Tally every line of the listing below that holds "this", then give the tally alone.

==============================

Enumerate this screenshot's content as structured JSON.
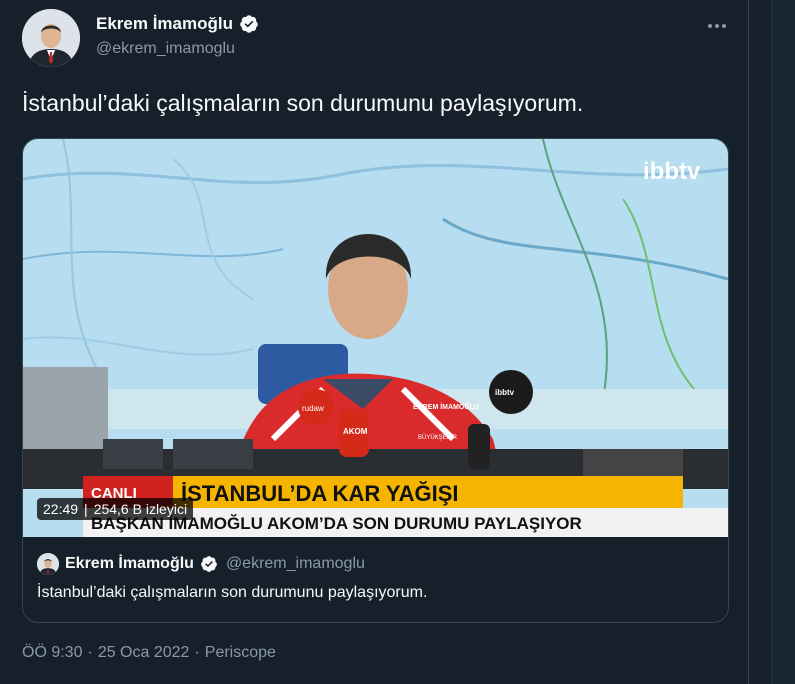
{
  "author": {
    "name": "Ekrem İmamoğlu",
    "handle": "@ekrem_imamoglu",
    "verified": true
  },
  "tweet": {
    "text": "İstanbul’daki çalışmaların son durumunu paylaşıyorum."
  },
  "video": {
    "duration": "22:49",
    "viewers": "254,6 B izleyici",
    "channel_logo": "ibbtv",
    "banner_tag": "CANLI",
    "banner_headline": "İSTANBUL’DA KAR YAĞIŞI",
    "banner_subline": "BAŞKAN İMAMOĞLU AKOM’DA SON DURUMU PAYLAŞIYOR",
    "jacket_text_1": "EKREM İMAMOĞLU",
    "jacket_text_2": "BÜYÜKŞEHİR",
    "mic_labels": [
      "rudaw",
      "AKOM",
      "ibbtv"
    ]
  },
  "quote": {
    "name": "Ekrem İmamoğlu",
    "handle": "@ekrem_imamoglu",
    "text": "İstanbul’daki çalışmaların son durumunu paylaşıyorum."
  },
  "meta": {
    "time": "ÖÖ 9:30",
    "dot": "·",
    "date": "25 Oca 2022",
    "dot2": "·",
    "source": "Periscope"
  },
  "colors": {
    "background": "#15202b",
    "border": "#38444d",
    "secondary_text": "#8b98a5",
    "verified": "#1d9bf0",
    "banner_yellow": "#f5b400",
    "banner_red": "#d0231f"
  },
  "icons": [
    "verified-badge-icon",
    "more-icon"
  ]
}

==============================

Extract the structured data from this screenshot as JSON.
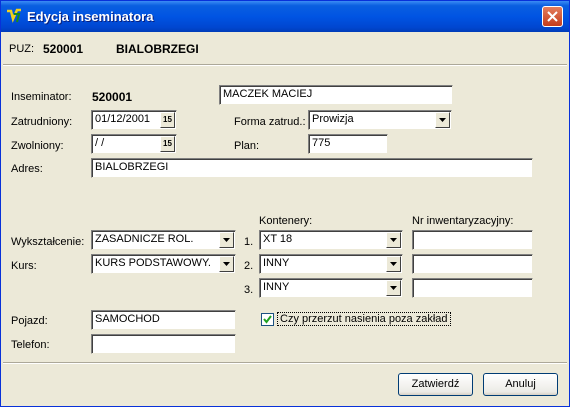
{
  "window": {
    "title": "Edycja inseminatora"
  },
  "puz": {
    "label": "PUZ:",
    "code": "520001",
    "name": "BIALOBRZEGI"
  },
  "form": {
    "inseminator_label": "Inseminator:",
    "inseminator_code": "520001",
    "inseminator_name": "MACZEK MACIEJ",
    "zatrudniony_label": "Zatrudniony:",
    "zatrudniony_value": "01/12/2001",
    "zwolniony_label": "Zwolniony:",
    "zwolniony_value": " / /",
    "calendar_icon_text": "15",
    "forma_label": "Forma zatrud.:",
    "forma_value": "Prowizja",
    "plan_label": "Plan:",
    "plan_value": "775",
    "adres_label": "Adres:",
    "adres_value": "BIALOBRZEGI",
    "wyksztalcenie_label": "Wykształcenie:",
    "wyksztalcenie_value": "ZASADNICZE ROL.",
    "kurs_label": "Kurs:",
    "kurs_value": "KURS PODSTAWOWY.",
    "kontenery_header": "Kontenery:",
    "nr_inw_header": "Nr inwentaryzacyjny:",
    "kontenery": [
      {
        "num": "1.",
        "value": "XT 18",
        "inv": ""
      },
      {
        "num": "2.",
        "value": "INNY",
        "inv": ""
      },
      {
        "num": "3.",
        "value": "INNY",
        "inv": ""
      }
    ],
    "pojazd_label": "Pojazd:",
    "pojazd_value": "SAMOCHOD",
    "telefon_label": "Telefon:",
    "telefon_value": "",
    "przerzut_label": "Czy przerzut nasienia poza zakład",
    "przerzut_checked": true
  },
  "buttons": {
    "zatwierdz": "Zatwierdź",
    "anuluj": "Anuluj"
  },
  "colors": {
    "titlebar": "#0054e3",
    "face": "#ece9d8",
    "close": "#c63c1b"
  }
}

==============================

**Correct answer:** 2